┌─ Extracted records
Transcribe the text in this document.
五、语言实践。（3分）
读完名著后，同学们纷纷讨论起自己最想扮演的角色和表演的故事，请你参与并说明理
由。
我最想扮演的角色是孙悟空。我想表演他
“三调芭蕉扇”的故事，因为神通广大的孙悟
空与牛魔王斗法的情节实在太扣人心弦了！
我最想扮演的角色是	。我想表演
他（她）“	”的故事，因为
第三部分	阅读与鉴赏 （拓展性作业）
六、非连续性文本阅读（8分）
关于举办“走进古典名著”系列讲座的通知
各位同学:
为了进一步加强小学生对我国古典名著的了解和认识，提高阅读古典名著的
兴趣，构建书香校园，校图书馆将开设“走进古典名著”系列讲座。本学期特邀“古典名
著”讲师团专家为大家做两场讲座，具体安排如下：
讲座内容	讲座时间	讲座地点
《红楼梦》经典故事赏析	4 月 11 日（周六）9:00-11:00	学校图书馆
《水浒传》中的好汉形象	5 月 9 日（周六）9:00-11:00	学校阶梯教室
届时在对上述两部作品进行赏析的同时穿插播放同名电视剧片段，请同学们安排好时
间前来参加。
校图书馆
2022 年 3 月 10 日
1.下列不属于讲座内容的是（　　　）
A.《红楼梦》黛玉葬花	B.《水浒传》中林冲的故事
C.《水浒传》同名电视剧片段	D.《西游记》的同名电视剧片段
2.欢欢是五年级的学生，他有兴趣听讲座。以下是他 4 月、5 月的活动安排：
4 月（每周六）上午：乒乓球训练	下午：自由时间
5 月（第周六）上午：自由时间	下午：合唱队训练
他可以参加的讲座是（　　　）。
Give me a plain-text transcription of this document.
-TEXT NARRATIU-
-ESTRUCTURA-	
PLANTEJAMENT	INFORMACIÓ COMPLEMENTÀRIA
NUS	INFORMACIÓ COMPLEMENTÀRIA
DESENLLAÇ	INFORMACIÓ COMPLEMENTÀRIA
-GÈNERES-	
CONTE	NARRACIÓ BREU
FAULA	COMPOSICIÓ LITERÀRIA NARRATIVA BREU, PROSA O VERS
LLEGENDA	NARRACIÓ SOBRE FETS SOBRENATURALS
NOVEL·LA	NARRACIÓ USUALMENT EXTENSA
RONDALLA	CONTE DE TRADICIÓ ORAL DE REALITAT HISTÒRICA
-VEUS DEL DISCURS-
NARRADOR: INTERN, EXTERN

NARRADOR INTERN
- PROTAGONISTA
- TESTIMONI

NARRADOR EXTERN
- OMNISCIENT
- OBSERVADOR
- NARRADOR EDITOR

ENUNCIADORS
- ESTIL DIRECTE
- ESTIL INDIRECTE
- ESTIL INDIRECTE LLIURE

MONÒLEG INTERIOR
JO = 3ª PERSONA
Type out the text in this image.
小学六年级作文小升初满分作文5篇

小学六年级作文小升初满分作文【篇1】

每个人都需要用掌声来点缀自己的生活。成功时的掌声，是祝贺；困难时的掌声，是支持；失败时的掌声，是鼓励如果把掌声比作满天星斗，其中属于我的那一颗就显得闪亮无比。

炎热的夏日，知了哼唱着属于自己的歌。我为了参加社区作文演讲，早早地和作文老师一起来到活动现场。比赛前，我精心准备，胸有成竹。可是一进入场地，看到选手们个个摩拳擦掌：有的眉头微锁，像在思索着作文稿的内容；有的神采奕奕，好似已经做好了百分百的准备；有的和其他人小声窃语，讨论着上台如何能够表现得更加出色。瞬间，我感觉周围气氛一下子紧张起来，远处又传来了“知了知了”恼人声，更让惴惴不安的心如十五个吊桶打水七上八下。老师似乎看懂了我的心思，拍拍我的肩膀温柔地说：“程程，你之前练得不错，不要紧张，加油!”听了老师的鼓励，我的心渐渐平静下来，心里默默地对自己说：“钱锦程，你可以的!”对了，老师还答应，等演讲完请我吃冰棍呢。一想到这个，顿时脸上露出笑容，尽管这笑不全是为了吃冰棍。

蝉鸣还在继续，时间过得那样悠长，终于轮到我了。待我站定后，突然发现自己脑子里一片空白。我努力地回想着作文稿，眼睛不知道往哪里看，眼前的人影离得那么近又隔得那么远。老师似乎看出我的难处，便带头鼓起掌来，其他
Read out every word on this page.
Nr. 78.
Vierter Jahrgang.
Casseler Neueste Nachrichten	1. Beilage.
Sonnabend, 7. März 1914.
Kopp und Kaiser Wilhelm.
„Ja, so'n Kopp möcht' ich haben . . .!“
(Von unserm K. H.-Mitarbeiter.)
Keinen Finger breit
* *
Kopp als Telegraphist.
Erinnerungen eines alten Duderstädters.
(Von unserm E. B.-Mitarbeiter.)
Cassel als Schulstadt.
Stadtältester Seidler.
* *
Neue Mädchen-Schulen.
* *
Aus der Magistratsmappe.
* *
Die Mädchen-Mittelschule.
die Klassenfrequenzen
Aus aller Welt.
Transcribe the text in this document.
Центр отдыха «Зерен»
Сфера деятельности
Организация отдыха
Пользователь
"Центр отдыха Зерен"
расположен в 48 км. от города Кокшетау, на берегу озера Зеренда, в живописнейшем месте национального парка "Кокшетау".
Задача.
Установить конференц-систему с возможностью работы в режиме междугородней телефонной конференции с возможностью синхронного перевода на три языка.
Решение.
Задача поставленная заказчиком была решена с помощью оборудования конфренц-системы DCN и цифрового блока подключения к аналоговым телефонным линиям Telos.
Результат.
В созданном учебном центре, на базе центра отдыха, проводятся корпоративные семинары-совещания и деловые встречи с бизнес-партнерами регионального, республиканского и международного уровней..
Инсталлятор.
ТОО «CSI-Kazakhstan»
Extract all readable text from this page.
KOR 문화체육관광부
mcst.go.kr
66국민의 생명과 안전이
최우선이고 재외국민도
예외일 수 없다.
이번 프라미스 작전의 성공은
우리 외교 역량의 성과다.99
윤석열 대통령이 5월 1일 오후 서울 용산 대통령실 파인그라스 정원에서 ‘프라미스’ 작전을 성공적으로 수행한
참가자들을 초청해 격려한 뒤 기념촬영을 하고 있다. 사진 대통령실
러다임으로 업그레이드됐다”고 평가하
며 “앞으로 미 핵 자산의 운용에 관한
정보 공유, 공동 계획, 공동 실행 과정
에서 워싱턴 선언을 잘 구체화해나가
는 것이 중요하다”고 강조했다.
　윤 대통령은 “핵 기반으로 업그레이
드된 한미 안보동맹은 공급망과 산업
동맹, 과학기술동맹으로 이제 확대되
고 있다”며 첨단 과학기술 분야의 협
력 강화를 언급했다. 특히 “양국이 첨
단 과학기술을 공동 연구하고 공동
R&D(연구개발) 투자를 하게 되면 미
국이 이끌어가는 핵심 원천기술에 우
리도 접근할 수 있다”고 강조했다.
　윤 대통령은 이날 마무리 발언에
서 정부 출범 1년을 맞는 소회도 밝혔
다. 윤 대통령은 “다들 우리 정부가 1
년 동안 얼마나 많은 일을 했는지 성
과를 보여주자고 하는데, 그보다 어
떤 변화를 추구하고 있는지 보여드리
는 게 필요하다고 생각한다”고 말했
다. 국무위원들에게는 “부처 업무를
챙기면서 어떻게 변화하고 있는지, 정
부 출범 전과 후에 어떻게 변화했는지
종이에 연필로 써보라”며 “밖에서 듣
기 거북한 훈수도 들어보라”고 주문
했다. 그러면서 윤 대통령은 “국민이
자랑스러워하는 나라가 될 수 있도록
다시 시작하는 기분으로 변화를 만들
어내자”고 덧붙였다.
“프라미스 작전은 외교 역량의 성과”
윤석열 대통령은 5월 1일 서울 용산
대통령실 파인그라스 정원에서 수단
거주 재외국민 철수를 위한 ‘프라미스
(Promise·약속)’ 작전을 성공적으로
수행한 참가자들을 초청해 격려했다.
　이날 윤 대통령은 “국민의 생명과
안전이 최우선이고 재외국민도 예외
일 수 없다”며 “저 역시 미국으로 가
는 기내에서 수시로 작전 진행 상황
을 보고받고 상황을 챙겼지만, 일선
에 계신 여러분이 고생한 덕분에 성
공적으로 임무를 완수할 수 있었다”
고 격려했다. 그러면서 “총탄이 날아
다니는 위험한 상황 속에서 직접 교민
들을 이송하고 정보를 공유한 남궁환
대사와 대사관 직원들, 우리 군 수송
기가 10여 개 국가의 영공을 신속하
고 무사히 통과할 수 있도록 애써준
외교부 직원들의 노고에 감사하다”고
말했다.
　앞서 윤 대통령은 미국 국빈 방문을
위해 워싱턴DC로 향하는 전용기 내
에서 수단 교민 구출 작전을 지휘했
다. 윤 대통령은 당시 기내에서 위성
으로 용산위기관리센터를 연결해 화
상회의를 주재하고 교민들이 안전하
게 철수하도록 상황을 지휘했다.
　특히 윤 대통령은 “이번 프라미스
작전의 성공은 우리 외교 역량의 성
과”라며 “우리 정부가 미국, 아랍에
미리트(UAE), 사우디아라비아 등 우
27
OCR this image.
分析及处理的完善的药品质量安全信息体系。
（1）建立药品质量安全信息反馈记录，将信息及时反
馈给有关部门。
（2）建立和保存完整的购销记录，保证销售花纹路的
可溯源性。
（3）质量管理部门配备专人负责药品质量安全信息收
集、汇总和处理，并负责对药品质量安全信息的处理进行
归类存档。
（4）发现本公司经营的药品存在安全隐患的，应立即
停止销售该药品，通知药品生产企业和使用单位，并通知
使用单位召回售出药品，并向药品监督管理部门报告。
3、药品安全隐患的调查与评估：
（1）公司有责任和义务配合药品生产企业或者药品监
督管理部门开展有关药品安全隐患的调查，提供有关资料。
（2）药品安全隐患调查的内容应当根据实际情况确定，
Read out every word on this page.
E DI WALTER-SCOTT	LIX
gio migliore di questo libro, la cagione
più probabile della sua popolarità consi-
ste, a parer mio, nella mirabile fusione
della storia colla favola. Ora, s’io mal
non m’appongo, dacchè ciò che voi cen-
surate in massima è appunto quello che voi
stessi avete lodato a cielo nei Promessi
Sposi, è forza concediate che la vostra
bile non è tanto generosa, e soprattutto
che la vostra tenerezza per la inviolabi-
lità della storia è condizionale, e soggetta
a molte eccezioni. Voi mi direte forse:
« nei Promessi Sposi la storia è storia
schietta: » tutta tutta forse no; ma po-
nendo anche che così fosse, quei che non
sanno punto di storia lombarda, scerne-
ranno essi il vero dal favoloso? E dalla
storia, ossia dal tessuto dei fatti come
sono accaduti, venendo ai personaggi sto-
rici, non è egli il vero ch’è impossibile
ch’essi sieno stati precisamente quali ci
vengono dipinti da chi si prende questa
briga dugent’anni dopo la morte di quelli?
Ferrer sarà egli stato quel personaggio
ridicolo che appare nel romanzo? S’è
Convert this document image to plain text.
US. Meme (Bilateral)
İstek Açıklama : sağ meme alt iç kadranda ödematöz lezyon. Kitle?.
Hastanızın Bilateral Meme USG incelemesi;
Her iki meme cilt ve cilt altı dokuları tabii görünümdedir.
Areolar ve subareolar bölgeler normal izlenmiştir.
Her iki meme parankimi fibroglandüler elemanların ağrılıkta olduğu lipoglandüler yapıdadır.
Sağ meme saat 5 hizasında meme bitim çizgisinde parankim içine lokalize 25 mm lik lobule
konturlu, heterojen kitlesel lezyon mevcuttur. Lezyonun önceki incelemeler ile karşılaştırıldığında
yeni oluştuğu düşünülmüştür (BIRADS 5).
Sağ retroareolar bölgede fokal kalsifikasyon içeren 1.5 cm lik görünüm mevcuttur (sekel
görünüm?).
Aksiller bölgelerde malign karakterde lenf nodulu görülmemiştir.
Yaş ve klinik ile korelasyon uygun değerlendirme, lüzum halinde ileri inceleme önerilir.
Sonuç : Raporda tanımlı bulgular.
└─
Copy every line of the entries above in which "this" occurs.

Transcribe the text in this document.
Give me a plain-text transcription of this document.
Type out the text in this image.
Read out every word on this page.
Transcribe the text in this document.
Extract all readable text from this page.
OCR this image.
Read out every word on this page.
Convert this document image to plain text.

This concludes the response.